→ **TEXT SEGMENT**:
________________________________________

Reading the JavaCC issue, it seems the query size is not the problem.

It is the presence of large tokens over 2048 bytes.

@SimonBin Is that correct?

SimpleCharStream and JavaCharStream are not Jena code. They are generated by JavaCC. They are committed to the codebase so people building Jena do not need to install JavaCC themselves.

SimonBin commented 2 years ago

Yes I believe this is correct

afs commented 2 years ago

I don't see a PR on the javacc issue that is suitable.

There is an interesting suggestion about lexical states. ARQ only parses from strings, not streams, and only from data already already converted UTF-8. Access to the input would enable slicing literals direly out of the string.

Rather than disrupt the existing processing, it could be done with a new token e.g. X"....".

USER_CHAR_STREAM is also an option.

There is some investigation to do such as updating for Javacc 7.0 (the Jena codebase files were produced from JavaCC 6.0). #1328.

FYI: The different parsers use different techniques to handle unicode and it is in some tests about surrogate pairs.

SimonBin commented 2 years ago

I tried to regenerate the grammars with javacc/javacc#85 applied, as that sounds promising. (you can check the code here: https://github.com/SANSA-Stack/jena/commit/95c41d29c73167fa19da5ad0f501131f54ae3d58 ) but there seems to be a bug in javacc/javacc#85 which makes the parsing fail with ContentIllegalInProlog

afs commented 2 years ago

javacc/javacc#85 has not been integrated into javacc releases.

Jena running it's own fork of javacc is highly undesirable - it's technical debt. Users must be able to build Jena and while we ship the generated code in a Jena release so uses don't have to run javacc themselves (e.g. only old versions are available in Ubuntu app repos) they should be able to.

I'm not even sure javacc/javacc#85 is the right solution - it has access overhead. Maybe that's why ArrayList grows by 1.5 each step.

The case of 100Mb literals in a query is not mainstream :smile: . (Maybe search by SHA512?)

1328 (JavaCC 7.0 upgrade) is in Jena/main.

(Background: the main RIOT parsers do not use JavaCC.)

ContentIllegalInProlog is an XML error. Maybe it should not have the ?xml part. RDF XML Literals do not have the <?xml>. If you change your example to an rdf:XMLLiteral, there is a warning.

SimonBin commented 2 years ago

nb JavaCC 7 does not influence this performance

LorenzBuehmann commented 2 years ago

The case of 100Mb literals in a query is not mainstream smile . (Maybe search by SHA512?)

True. But to give some background (why SHA512 is not a workaround here): we're currently trying to make use of GeoSPARQL in our projects, we gathered boundaries/borders of administrative regions from an external dataset provided as GML (which in fact is XML) - for USA the polygon is ~100MB, we tried to deal with this initially, spotted the limitation in Jena, and of course in the meantime simplified the polygon directly via SPARQL query function call (with some custom Jena function unfortunately, GeoSPARQL standard lacks a lots of quite things people in my opinion would be happy to have - good thing, we can extend Jena for our work)

afs commented 2 years ago

Does quite explain why there is a 100Mb literal in a query but no matter.

SPARQL parsing is central so any changes need to be done carefully, and be proven and mature. Like javacc, I'm thinking about unforeseen consequences.

The parser to use is (surprise!) controlled by a registry SPARQLParserRegistry so extension code can change the parser for an experimental one.

________________________________________

→ **SOURCE MATERIAL**:
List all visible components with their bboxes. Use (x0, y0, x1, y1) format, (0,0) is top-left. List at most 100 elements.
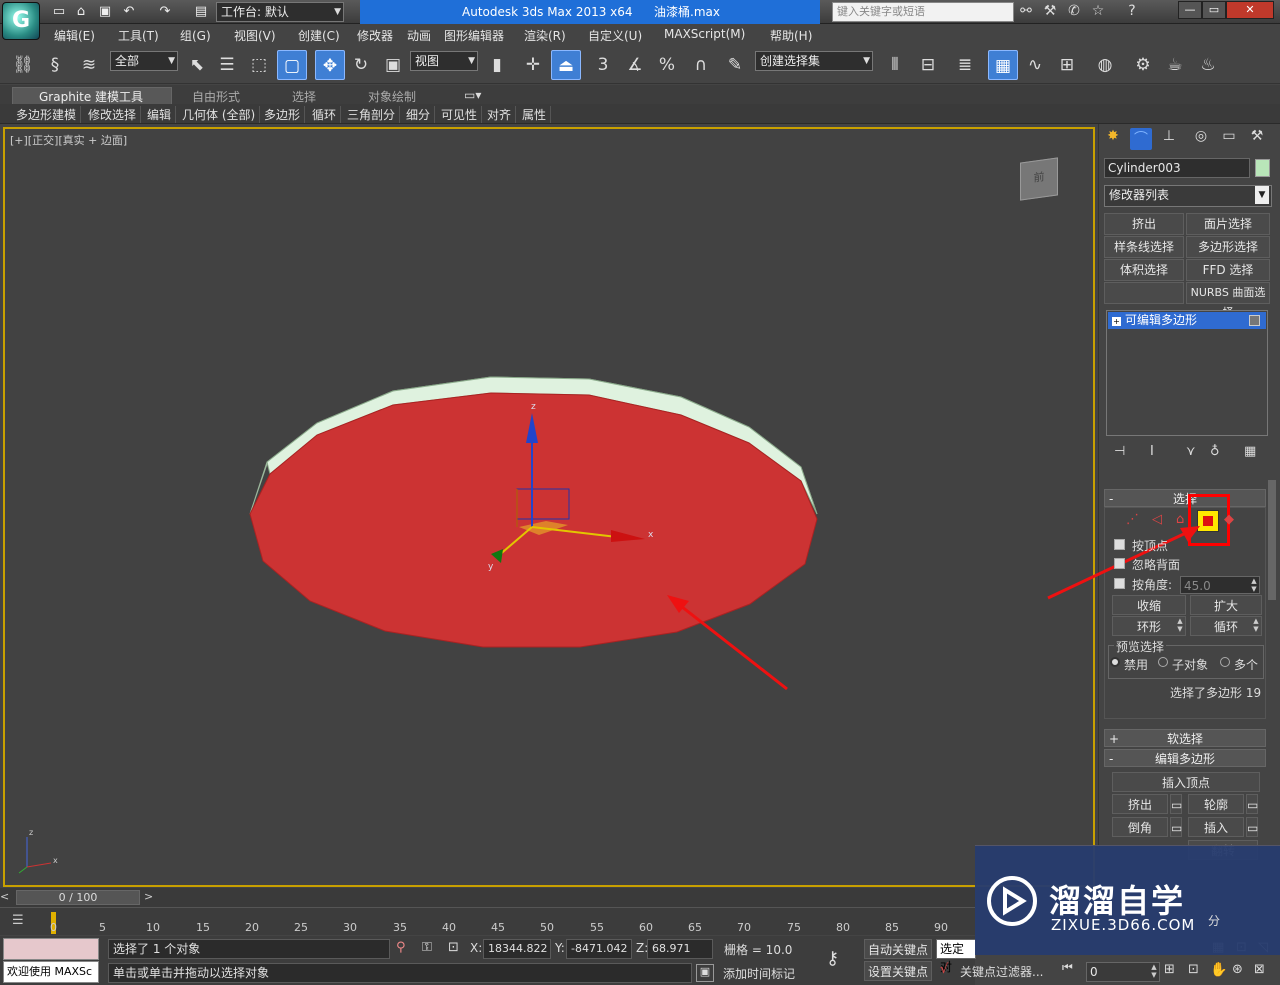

________________________________________

→ **PROMPT 1**:
In the Jena parser thread, condense the paragraph beginning "SimpleCharStream and JavaCharStream are not Jena code" into a short list that keeps its main facts.
→ **PROMPT 2**:
Write the next passage of the Jena parser thread, picking up right after its last sentence.

→ **EXERCISE RESULT 1**:
- SimpleCharStream and JavaCharStream are not Jena code; JavaCC generates them.
- They are committed to the codebase.
- This means people building Jena do not need to install JavaCC themselves.

→ **EXERCISE RESULT 2**:
Also --

The jaavcc issue suggests a different approach which is also more efficient - lexical states and lexical actions. The string for token image can be created directly without going through the javacc buffering.

LorenzBuehmann commented 2 years ago

Fair. But even if we cannot fix this - also given that it's more a corner case with literals in MB scale and beyond - we wanted to at least report this behavior - could be a good FAQ entry or the like. Luckily, in our case we own both Fuseki instances A (with the polygons) and B (with the points), thus, we indeed switched the direction, gathering the polygon via a SERVICE request from A and doing the point in polygon check in B compared to passing the polygon from A to B to make the point in polygon check via the SERVICE request.

afs commented 2 years ago

Yes, good to report.

It might be more of an issue in INSERT DATA although then there is usually the option of POSTing RDF.

Fuseki has "Fuseki modules" so adding a modified parser does not require a complete rebuild.

Or in this case the plain Jena initialization that can modify the server.

The lexical actions approach looks interesting.

new-javacc commented 2 years ago

Do you have an actual test case and the grammar somewhere I can look? I'm curious.

new-javacc commented 2 years ago

javacc/javacc#85 has not been integrated into javacc releases.

Jena running it's own fork of javacc is highly undesirable - it's technical debt. Users must be able to build Jena and while we ship the generated code in a Jena release so uses don't have to run javacc themselves (e.g. only old versions are available in Ubuntu app repos) they should be able to.

Not sure why you needed to fork. Let me know if there is something that I can do to help with that. If the issue is with CharStream, just set USER_CHAR_STREAM=true and write your own stream class that does better buffer management. But like I said most often it's grammar inefficiencies that manifest this way. And use ideas like lexical states to more elegantly handling huge tokens.

I'm not even sure javacc/javacc#85 is the right solution - it has access overhead. Maybe that's why ArrayList grows by 1.5 each step.

Not sure what this is. I don't think we merged into main I will check.

The case of 100Mb literals in a query is not mainstream smile . (Maybe search by SHA512?)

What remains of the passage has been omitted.